[JOB 1]
Do the following statements agree with the model card below? For each, answer yes or no and quote the words of the card that decide it.
(a) The Bert encoder in this model was fine-tuned.
(b) The BLSTM model includes a self-attention mechanism.
(c) The model was fine-tuned on 21K pairs of texts.

[TEXT EXTRACT]
---
# Model Card for h10505jd-a63140nd-ED-Opt-B

<!-- Provide a quick summary of what the model is/does. -->

This is a sequence relation classification model that was trained to
      detect whether a given piece of evidence is relevant to a given claim.


## Model Details

### Model Description

<!-- Provide a longer summary of what this model is. -->

This model addresses the Evidence Detection (ED) shared task: given a claim and a piece of evidence, determine if the evidence is relevant to that claim (binary classification). This model has a Bert preprocessor and encoder, that has not been fine-tuned, that feed into a multi layered BLSTM model with self-attention mechanism that was fine-tuned on 21K pairs of texts. The input sequences are concatenated to form a larger input sequence, with each sequence preceded by "CLAIM:" and "EVIDENCE:" respectively.
---
[MATERIAL PROVIDED]
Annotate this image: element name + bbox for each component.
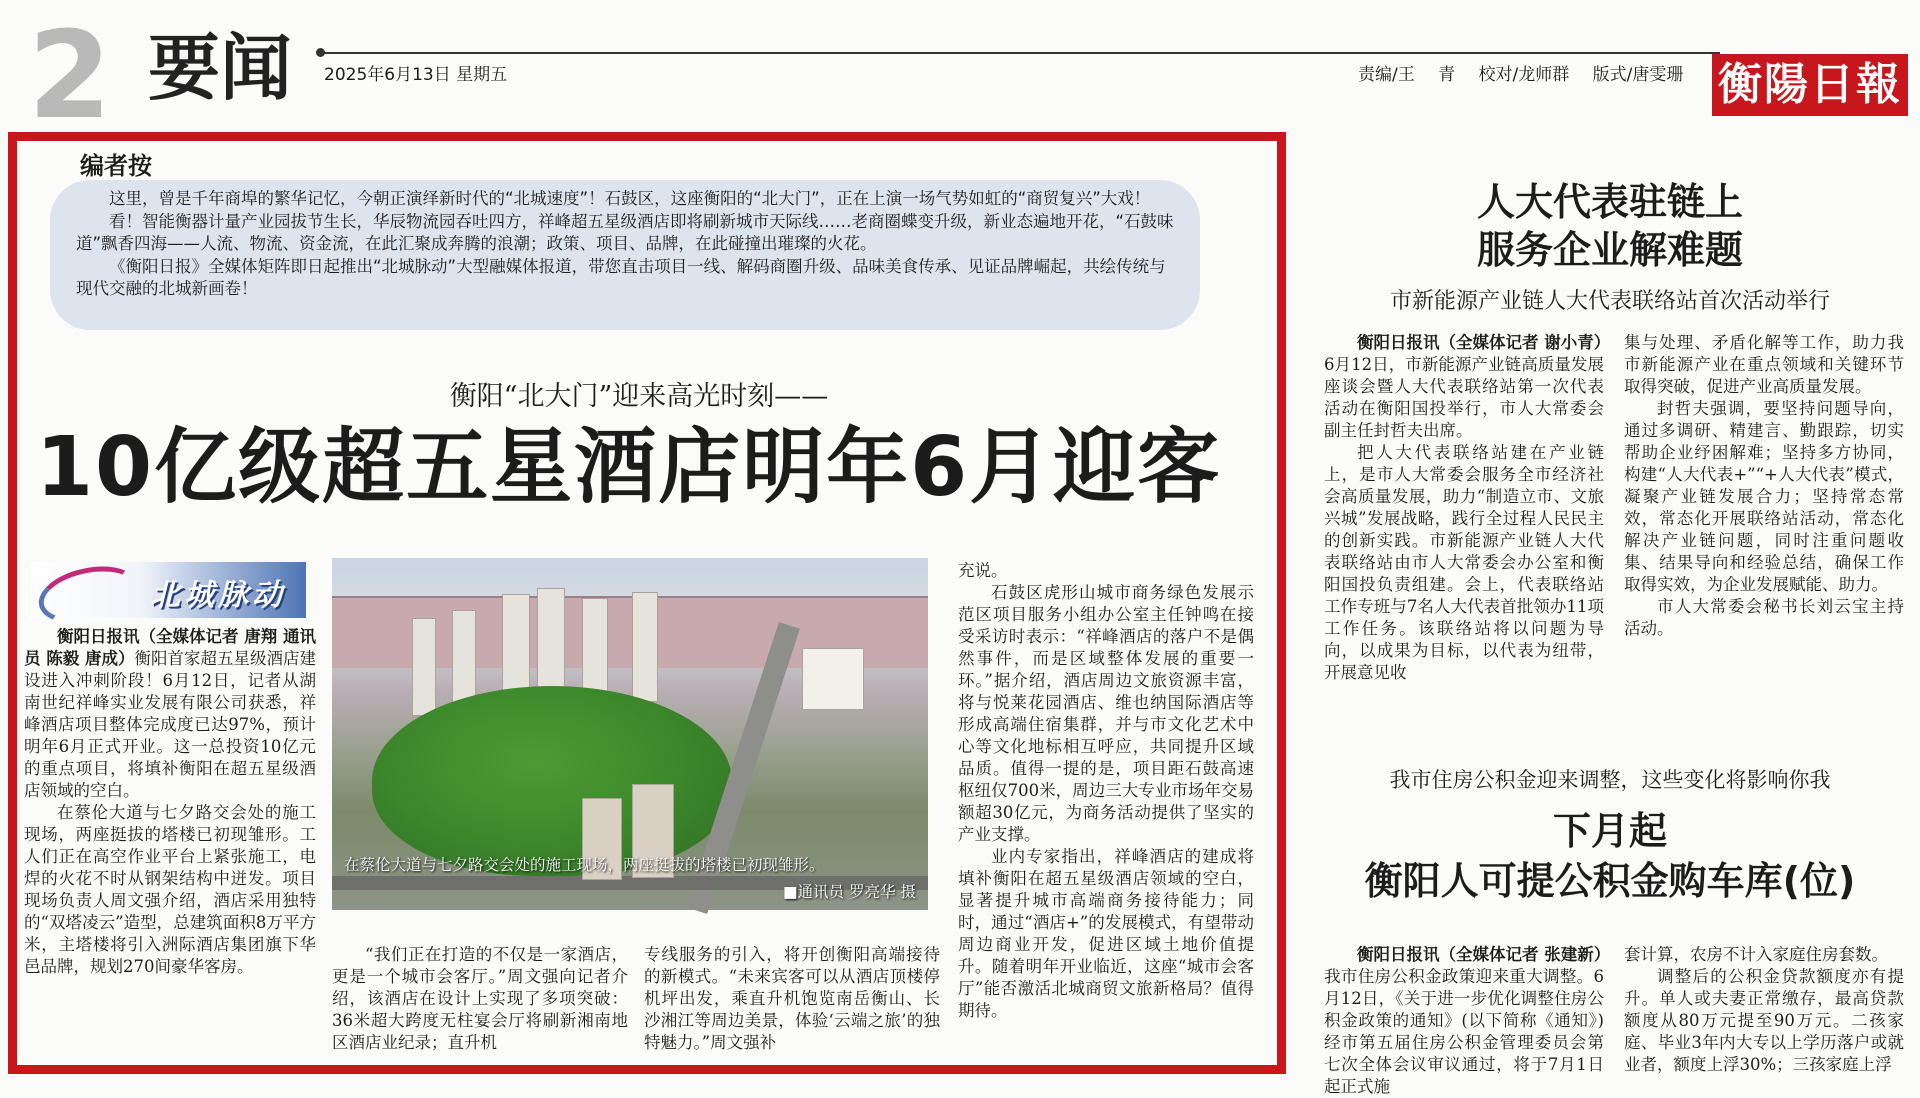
editor-note-label: 编者按 bbox=[80, 152, 152, 180]
story-column-3 bbox=[644, 944, 940, 1054]
main-headline: 10亿级超五星酒店明年6月迎客 bbox=[36, 420, 1222, 515]
column-banner-text: 北城脉动 bbox=[150, 578, 286, 613]
right-story-2-column-2 bbox=[1624, 944, 1904, 1080]
right-story-1-headline: 人大代表驻链上 服务企业解难题 bbox=[1476, 180, 1743, 272]
byline: 衡阳日报讯（全媒体记者 唐翔 通讯员 陈毅 唐成） bbox=[24, 627, 316, 668]
lead-text: 6月12日，市新能源产业链高质量发展座谈会暨人大代表联络站第一次代表活动在衡阳国投举行，市人大常委会副主任封哲夫出席。 bbox=[1324, 355, 1604, 440]
photo-credit: ■通讯员 罗亮华 摄 bbox=[783, 883, 916, 901]
right-story-2-column-1 bbox=[1324, 944, 1611, 1096]
story-column-4 bbox=[958, 560, 1254, 1022]
byline: 衡阳日报讯（全媒体记者 谢小青） bbox=[1357, 333, 1611, 352]
body-paragraph: 封哲夫强调，要坚持问题导向，通过多调研、精建言、勤跟踪，切实帮助企业纾困解难；坚持多方协同，构建“人大代表+”“+人大代表”模式，凝聚产业链发展合力；坚持常态常效，常态化开展联络站活动，常态化解决产业链问题，同时注重问题收集、结果导向和经验总结，确保工作取得实效，为企业发展赋能、助力。 bbox=[1624, 399, 1904, 594]
column-banner bbox=[30, 562, 306, 618]
body-paragraph: 专线服务的引入，将开创衡阳高端接待的新模式。“未来宾客可以从酒店顶楼停机坪出发，乘直升机饱览南岳衡山、长沙湘江等周边美景，体验‘云端之旅’的独特魅力。”周文强补 bbox=[644, 945, 940, 1052]
byline: 衡阳日报讯（全媒体记者 张建新） bbox=[1357, 945, 1611, 964]
body-paragraph: “我们正在打造的不仅是一家酒店，更是一个城市会客厅。”周文强向记者介绍，该酒店在设计上实现了多项突破：36米超大跨度无柱宴会厅将刷新湘南地区酒店业纪录；直升机 bbox=[332, 945, 628, 1052]
right-story-1-column-1 bbox=[1324, 332, 1611, 684]
body-paragraph: 调整后的公积金贷款额度亦有提升。单人或夫妻正常缴存，最高贷款额度从80万元提至90万元。二孩家庭、毕业3年内大专以上学历落户或就业者，额度上浮30%；三孩家庭上浮 bbox=[1624, 967, 1904, 1074]
lead-text: 衡阳首家超五星级酒店建设进入冲刺阶段！6月12日，记者从湖南世纪祥峰实业发展有限公司获悉，祥峰酒店项目整体完成度已达97%，预计明年6月正式开业。这一总投资10亿元的重点项目，将填补衡阳在超五星级酒店领域的空白。 bbox=[24, 649, 316, 800]
story-column-2 bbox=[332, 944, 628, 1054]
issue-date: 2025年6月13日 星期五 bbox=[324, 65, 508, 85]
paper-logo: 衡陽日報 bbox=[1712, 54, 1908, 116]
body-paragraph: 市人大常委会秘书长刘云宝主持活动。 bbox=[1624, 597, 1904, 638]
lead-paragraph bbox=[1324, 332, 1611, 442]
editor-credits: 责编/王 青 校对/龙师群 版式/唐雯珊 bbox=[1358, 65, 1684, 85]
masthead-rule bbox=[320, 52, 1720, 54]
section-title: 要闻 bbox=[148, 26, 293, 110]
lead-text: 我市住房公积金政策迎来重大调整。6月12日，《关于进一步优化调整住房公积金政策的通知》(以下简称《通知》)经市第五届住房公积金管理委员会第七次全体会议审议通过，将于7月1日起正式施 bbox=[1324, 967, 1604, 1096]
editor-note-paragraph: 看！智能衡器计量产业园拔节生长，华辰物流园吞吐四方，祥峰超五星级酒店即将刷新城市天际线……老商圈蝶变升级，新业态遍地开花，“石鼓味道”飘香四海——人流、物流、资金流，在此汇聚成奔腾的浪潮；政策、项目、品牌，在此碰撞出璀璨的火花。 bbox=[76, 211, 1174, 253]
body-paragraph: 石鼓区虎形山城市商务绿色发展示范区项目服务小组办公室主任钟鸣在接受采访时表示：“祥峰酒店的落户不是偶然事件，而是区域整体发展的重要一环。”据介绍，酒店周边文旅资源丰富，将与悦莱花园酒店、维也纳国际酒店等形成高端住宿集群，并与市文化艺术中心等文化地标相互呼应，共同提升区域品质。值得一提的是，项目距石鼓高速枢纽仅700米，周边三大专业市场年交易额超30亿元，为商务活动提供了坚实的产业支撑。 bbox=[958, 583, 1254, 844]
lead-paragraph bbox=[24, 626, 316, 802]
right-story-1-subhead: 市新能源产业链人大代表联络站首次活动举行 bbox=[1389, 289, 1830, 314]
right-story-2-headline: 下月起 衡阳人可提公积金购车库(位) bbox=[1364, 809, 1856, 903]
right-story-1-column-2 bbox=[1624, 332, 1904, 640]
story-column-1 bbox=[24, 626, 316, 978]
construction-photo bbox=[332, 558, 928, 910]
editor-note bbox=[50, 180, 1200, 330]
body-paragraph: 在蔡伦大道与七夕路交会处的施工现场，两座挺拔的塔楼已初现雏形。工人们正在高空作业平台上紧张施工，电焊的火花不时从钢架结构中迸发。项目现场负责人周文强介绍，酒店采用独特的“双塔凌云”造型，总建筑面积8万平方米，主塔楼将引入洲际酒店集团旗下华邑品牌，规划270间豪华客房。 bbox=[24, 803, 316, 976]
main-kicker: 衡阳“北大门”迎来高光时刻—— bbox=[449, 381, 829, 412]
body-paragraph: 把人大代表联络站建在产业链上，是市人大常委会服务全市经济社会高质量发展，助力“制造立市、文旅兴城”发展战略，践行全过程人民民主的创新实践。市新能源产业链人大代表联络站由市人大常委会办公室和衡阳国投负责组建。会上，代表联络站工作专班与7名人大代表首批领办11项工作任务。该联络站将以问题为导向，以成果为目标，以代表为纽带，开展意见收 bbox=[1324, 443, 1604, 682]
editor-note-paragraph: 这里，曾是千年商埠的繁华记忆，今朝正演绎新时代的“北城速度”！石鼓区，这座衡阳的“北大门”，正在上演一场气势如虹的“商贸复兴”大戏！ bbox=[109, 189, 1151, 208]
photo-caption: 在蔡伦大道与七夕路交会处的施工现场，两座挺拔的塔楼已初现雏形。 bbox=[344, 856, 825, 874]
page-number: 2 bbox=[28, 7, 108, 146]
green-hill bbox=[372, 686, 732, 876]
right-story-2-kicker: 我市住房公积金迎来调整，这些变化将影响你我 bbox=[1389, 768, 1831, 792]
body-paragraph: 套计算，农房不计入家庭住房套数。 bbox=[1624, 945, 1888, 964]
body-paragraph: 充说。 bbox=[958, 561, 1008, 580]
body-paragraph: 集与处理、矛盾化解等工作，助力我市新能源产业在重点领域和关键环节取得突破，促进产业高质量发展。 bbox=[1624, 333, 1904, 396]
lead-paragraph bbox=[1324, 944, 1611, 1098]
body-paragraph: 业内专家指出，祥峰酒店的建成将填补衡阳在超五星级酒店领域的空白，显著提升城市高端商务接待能力；同时，通过“酒店+”的发展模式，有望带动周边商业开发，促进区域土地价值提升。随着明年开业临近，这座“城市会客厅”能否激活北城商贸文旅新格局？值得期待。 bbox=[958, 847, 1254, 1020]
editor-note-paragraph: 《衡阳日报》全媒体矩阵即日起推出“北城脉动”大型融媒体报道，带您直击项目一线、解码商圈升级、品味美食传承、见证品牌崛起，共绘传统与现代交融的北城新画卷！ bbox=[76, 256, 1166, 298]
---
[JOB 2] Can you render part of the listing as a Markdown table with the columns Row and Line, leaving out blank lines? Begin at the line that has "editor-note-label: 编者按 bbox=[80, 152, 152, 180]", and stop after the one with "967, 1604, 1096]".

[EXPECTED OUTPUT 1]
(a) No: "that has not been fine-tuned"
(b) Yes: "a multi layered BLSTM model with self-attention mechanism"
(c) Yes: "fine-tuned on 21K pairs of texts"

[EXPECTED OUTPUT 2]
| Row | Line |
|---|---|
| 1 | editor-note-label: 编者按 bbox=[80, 152, 152, 180] |
| 2 | story-column-3 bbox=[644, 944, 940, 1054] |
| 3 | main-headline: 10亿级超五星酒店明年6月迎客 bbox=[36, 420, 1222, 515] |
| 4 | column-banner-text: 北城脉动 bbox=[150, 578, 286, 613] |
| 5 | right-story-2-column-2 bbox=[1624, 944, 1904, 1080] |
| 6 | right-story-1-headline: 人大代表驻链上 服务企业解难题 bbox=[1476, 180, 1743, 272] |
| 7 | byline: 衡阳日报讯（全媒体记者 唐翔 通讯员 陈毅 唐成） bbox=[24, 627, 316, 668] |
| 8 | lead-text: 6月12日，市新能源产业链高质量发展座谈会暨人大代表联络站第一次代表活动在衡阳国投举行，市人大常委会副主任封哲夫出席。 bbox=[1324, 355, 1604, 440] |
| 9 | photo-credit: ■通讯员 罗亮华 摄 bbox=[783, 883, 916, 901] |
| 10 | right-story-2-column-1 bbox=[1324, 944, 1611, 1096] |
| 11 | story-column-4 bbox=[958, 560, 1254, 1022] |
| 12 | byline: 衡阳日报讯（全媒体记者 谢小青） bbox=[1357, 333, 1611, 352] |
| 13 | body-paragraph: 封哲夫强调，要坚持问题导向，通过多调研、精建言、勤跟踪，切实帮助企业纾困解难；坚持多方协同，构建“人大代表+”“+人大代表”模式，凝聚产业链发展合力；坚持常态常效，常态化开展联络站活动，常态化解决产业链问题，同时注重问题收集、结果导向和经验总结，确保工作取得实效，为企业发展赋能、助力。 bbox=[1624, 399, 1904, 594] |
| 14 | column-banner bbox=[30, 562, 306, 618] |
| 15 | body-paragraph: 专线服务的引入，将开创衡阳高端接待的新模式。“未来宾客可以从酒店顶楼停机坪出发，乘直升机饱览南岳衡山、长沙湘江等周边美景，体验‘云端之旅’的独特魅力。”周文强补 bbox=[644, 945, 940, 1052] |
| 16 | byline: 衡阳日报讯（全媒体记者 张建新） bbox=[1357, 945, 1611, 964] |
| 17 | body-paragraph: “我们正在打造的不仅是一家酒店，更是一个城市会客厅。”周文强向记者介绍，该酒店在设计上实现了多项突破：36米超大跨度无柱宴会厅将刷新湘南地区酒店业纪录；直升机 bbox=[332, 945, 628, 1052] |
| 18 | right-story-1-column-1 bbox=[1324, 332, 1611, 684] |
| 19 | body-paragraph: 调整后的公积金贷款额度亦有提升。单人或夫妻正常缴存，最高贷款额度从80万元提至90万元。二孩家庭、毕业3年内大专以上学历落户或就业者，额度上浮30%；三孩家庭上浮 bbox=[1624, 967, 1904, 1074] |
| 20 | lead-text: 衡阳首家超五星级酒店建设进入冲刺阶段！6月12日，记者从湖南世纪祥峰实业发展有限公司获悉，祥峰酒店项目整体完成度已达97%，预计明年6月正式开业。这一总投资10亿元的重点项目，将填补衡阳在超五星级酒店领域的空白。 bbox=[24, 649, 316, 800] |
| 21 | story-column-2 bbox=[332, 944, 628, 1054] |
| 22 | issue-date: 2025年6月13日 星期五 bbox=[324, 65, 508, 85] |
| 23 | paper-logo: 衡陽日報 bbox=[1712, 54, 1908, 116] |
| 24 | body-paragraph: 市人大常委会秘书长刘云宝主持活动。 bbox=[1624, 597, 1904, 638] |
| 25 | lead-paragraph bbox=[1324, 332, 1611, 442] |
| 26 | editor-credits: 责编/王 青 校对/龙师群 版式/唐雯珊 bbox=[1358, 65, 1684, 85] |
| 27 | masthead-rule bbox=[320, 52, 1720, 54] |
| 28 | section-title: 要闻 bbox=[148, 26, 293, 110] |
| 29 | lead-text: 我市住房公积金政策迎来重大调整。6月12日，《关于进一步优化调整住房公积金政策的通知》(以下简称《通知》)经市第五届住房公积金管理委员会第七次全体会议审议通过，将于7月1日起正式施 bbox=[1324, 967, 1604, 1096] |